__TASK REQUIREMENTS__
[1] In the house description, what did Mother usually make over the open fire on Fridays?
[2] Write out everything from "Next was the" down to "hung for privacy." in the house description, word for word.
Begin SELECTION
Next to the kitchen was the Haard (living room) - a big room which was seldom used. We would use it once a year when all the aunts and uncles came over or in the wintertime when it got real cold. There was no stove until much later. Mother would build a woodfire in the fireplace, and usually on Fridays, she would make pancakes over this open fire. This was fun for us kids because we could play with fire and get away with it. It wasn't too dangerous as there were no rugs or mats on the floor.

Next was the bedroom for the girls. The bed was built in a kind of a cove: a brick wall with a square hole. About 50 cm off the ground there was a platform held up by round poles. On top of the platform was a mattress of straw held together with jute material. On top of that were two sheets and blankets. There was no electric light and no heat - summer or winter. In front of the square opening, a curtain usually hung for privacy.

Our parents' bedroom was the same layout except that instead of a big window like the girls they had a small window to provide air and light. Behind their room was the rear of the house where the animals lived. Of course dad's horse was there. Mom's pets, our cow and goat, which she milked twice a day were also there. We had enough grass to keep the animals alive. In a good summer, we could even make a little hay. Above the cow and horse stables was a hilt - a place to store hay. This was a fantastic place for us youngsters to play hide and seek. Between the cow on one side and the horse on the other was quite a large space called the (deel) dale. Underneath the ground (we later learned) was a hole with walls made of brick. In this hole, ground water collected and supplied our household with the necessary refreshments.

Behind the kitchen was the geut - a place with a floor made out of brick cemented in on the flat side. In one corner was the pump. Along the outside wall was a Dutch door, which is a door cut in half. With this door, you could open the top half and keep the bottom closed so that the chickens and dogs couldn't wander into the house. This room was used mostly for cleaning and scrubbing our wooden shoes (klompen), pots and pans, vegetables, meat, and of course, kids - like me and my brother and sisters.
End SELECTION
Begin GIVEN INFORMATION
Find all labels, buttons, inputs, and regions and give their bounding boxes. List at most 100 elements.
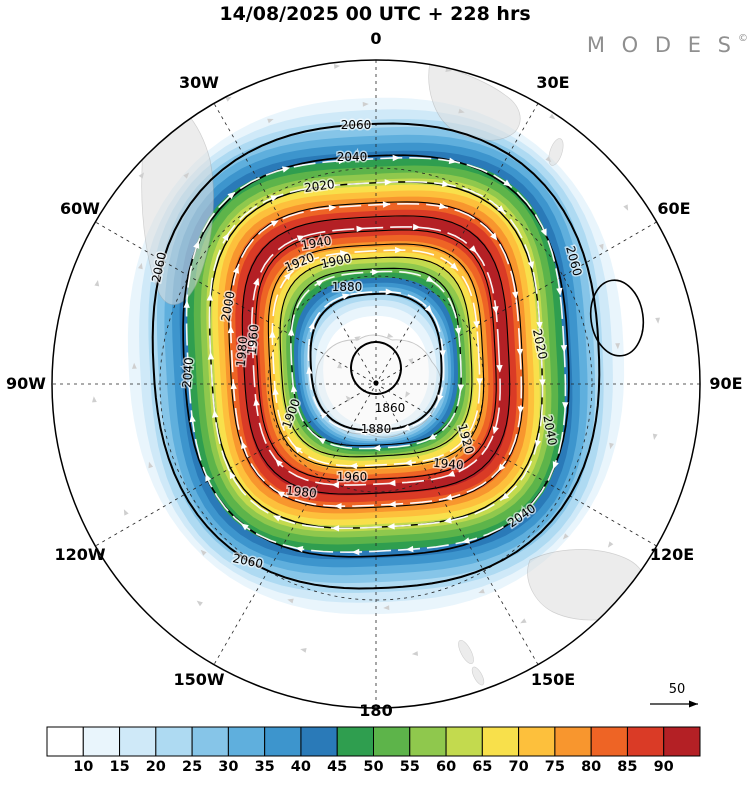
weak-wind-arrow bbox=[405, 391, 411, 398]
colorbar-tick: 80 bbox=[581, 759, 601, 775]
weak-wind-arrow bbox=[383, 605, 390, 611]
colorbar-tick: 20 bbox=[146, 759, 166, 775]
wind-arrow bbox=[240, 523, 249, 531]
wind-arrow bbox=[331, 525, 340, 532]
weak-wind-arrow bbox=[196, 600, 203, 607]
wind-arrow bbox=[516, 348, 524, 357]
wind-arrow bbox=[193, 240, 200, 249]
colorbar-cell bbox=[481, 726, 520, 757]
contour-label: 2060 bbox=[341, 118, 372, 132]
wind-arrow bbox=[512, 291, 519, 300]
colorbar-tick: 65 bbox=[472, 759, 492, 775]
wind-arrow bbox=[329, 182, 338, 189]
wind-arrow bbox=[306, 366, 313, 374]
weak-wind-arrow bbox=[287, 598, 294, 604]
wind-arrow bbox=[249, 339, 256, 348]
streamline bbox=[208, 180, 544, 530]
wind-arrow bbox=[405, 545, 414, 553]
weak-wind-arrow bbox=[655, 317, 660, 324]
weak-wind-arrow bbox=[545, 156, 552, 163]
wind-arrow bbox=[457, 384, 465, 393]
longitude-labels: 0 30E 60E 90E 120E 150E 180 150W 120W 90W 60W 30W bbox=[6, 29, 743, 720]
weak-wind-arrow bbox=[520, 618, 527, 624]
wind-arrow bbox=[356, 225, 365, 233]
wind-arrow bbox=[501, 492, 510, 501]
wind-arrow bbox=[287, 327, 295, 336]
weak-wind-arrow bbox=[138, 262, 143, 270]
wind-arrow bbox=[227, 191, 236, 200]
weak-wind-arrow bbox=[387, 333, 394, 338]
weak-wind-arrow bbox=[623, 204, 629, 211]
height-contour bbox=[255, 229, 497, 481]
colorbar-cell bbox=[46, 726, 84, 757]
coast-madagascar bbox=[548, 138, 564, 166]
longitude-label: 120W bbox=[54, 545, 105, 564]
wind-arrow bbox=[497, 205, 505, 213]
colorbar-tick: 10 bbox=[73, 759, 93, 775]
colorbar-tick: 40 bbox=[291, 759, 311, 775]
colorbar-tick: 90 bbox=[654, 759, 674, 775]
colorbar-cell bbox=[300, 726, 338, 757]
wind-arrow bbox=[412, 223, 421, 231]
wind-arrow bbox=[294, 446, 302, 454]
height-contour bbox=[267, 243, 485, 469]
colorbar-cell bbox=[82, 726, 121, 757]
wind-arrow bbox=[334, 503, 342, 510]
contour-label: 2000 bbox=[219, 290, 238, 323]
wind-arrow bbox=[317, 437, 327, 445]
wind-arrow bbox=[516, 510, 525, 519]
contour-label: 1880 bbox=[332, 280, 363, 294]
wind-arrow bbox=[270, 220, 279, 227]
weak-wind-arrow bbox=[267, 118, 274, 124]
streamline bbox=[185, 156, 567, 554]
colorbar-tick: 60 bbox=[436, 759, 456, 775]
wind-arrow bbox=[496, 364, 503, 373]
wind-arrow bbox=[552, 461, 559, 470]
colorbar-tick: 70 bbox=[509, 759, 529, 775]
longitude-label: 150E bbox=[531, 670, 575, 689]
wind-arrow bbox=[536, 321, 543, 330]
wind-arrow bbox=[206, 293, 214, 301]
coast-new-zealand-south bbox=[471, 666, 485, 686]
wind-arrow bbox=[392, 154, 401, 162]
wind-arrow bbox=[439, 350, 446, 358]
weak-wind-arrow bbox=[354, 336, 361, 342]
chart-title: 14/08/2025 00 UTC + 228 hrs bbox=[219, 3, 530, 25]
wind-arrow bbox=[387, 523, 395, 530]
contour-label: 1940 bbox=[300, 234, 333, 253]
wind-arrow bbox=[207, 351, 215, 360]
contour-label: 1940 bbox=[433, 456, 465, 473]
weak-wind-arrow bbox=[300, 648, 307, 653]
pole-marker bbox=[373, 380, 379, 386]
streamline bbox=[307, 290, 445, 434]
wind-arrow bbox=[338, 157, 347, 165]
wind-arrow bbox=[296, 235, 305, 242]
weak-wind-arrow bbox=[333, 64, 341, 69]
longitude-label: 120E bbox=[650, 545, 694, 564]
weak-wind-arrow bbox=[549, 113, 556, 120]
wind-arrow bbox=[539, 379, 546, 387]
coast-australia bbox=[527, 549, 647, 621]
colorbar-cell bbox=[155, 726, 193, 757]
weak-wind-arrow bbox=[123, 509, 129, 516]
wind-arrow bbox=[358, 429, 367, 436]
wind-arrow bbox=[205, 473, 212, 482]
wind-arrow bbox=[282, 166, 291, 173]
contour-label: 1980 bbox=[285, 483, 317, 500]
wind-arrow bbox=[232, 265, 240, 274]
wind-arrow bbox=[461, 537, 470, 544]
weak-wind-arrow bbox=[607, 541, 614, 548]
wind-arrow bbox=[349, 462, 357, 470]
wind-arrow bbox=[295, 546, 304, 553]
wind-arrow bbox=[437, 394, 444, 403]
wind-arrow bbox=[384, 179, 393, 186]
wind-streamlines bbox=[92, 64, 660, 656]
wind-arrow bbox=[230, 381, 237, 390]
wind-arrow bbox=[517, 406, 524, 415]
weak-wind-arrow bbox=[374, 407, 381, 413]
height-contour bbox=[241, 215, 511, 495]
longitude-label: 180 bbox=[359, 701, 392, 720]
wind-arrow bbox=[212, 409, 219, 418]
weak-wind-arrow bbox=[337, 362, 342, 369]
weak-wind-arrow bbox=[138, 172, 145, 179]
End GIVEN INFORMATION
__PER-TASK ANSWERS__
[1] Pancakes.

[2]
Next was the bedroom for the girls. The bed was built in a kind of a cove: a brick wall with a square hole. About 50 cm off the ground there was a platform held up by round poles. On top of the platform was a mattress of straw held together with jute material. On top of that were two sheets and blankets. There was no electric light and no heat - summer or winter. In front of the square opening, a curtain usually hung for privacy.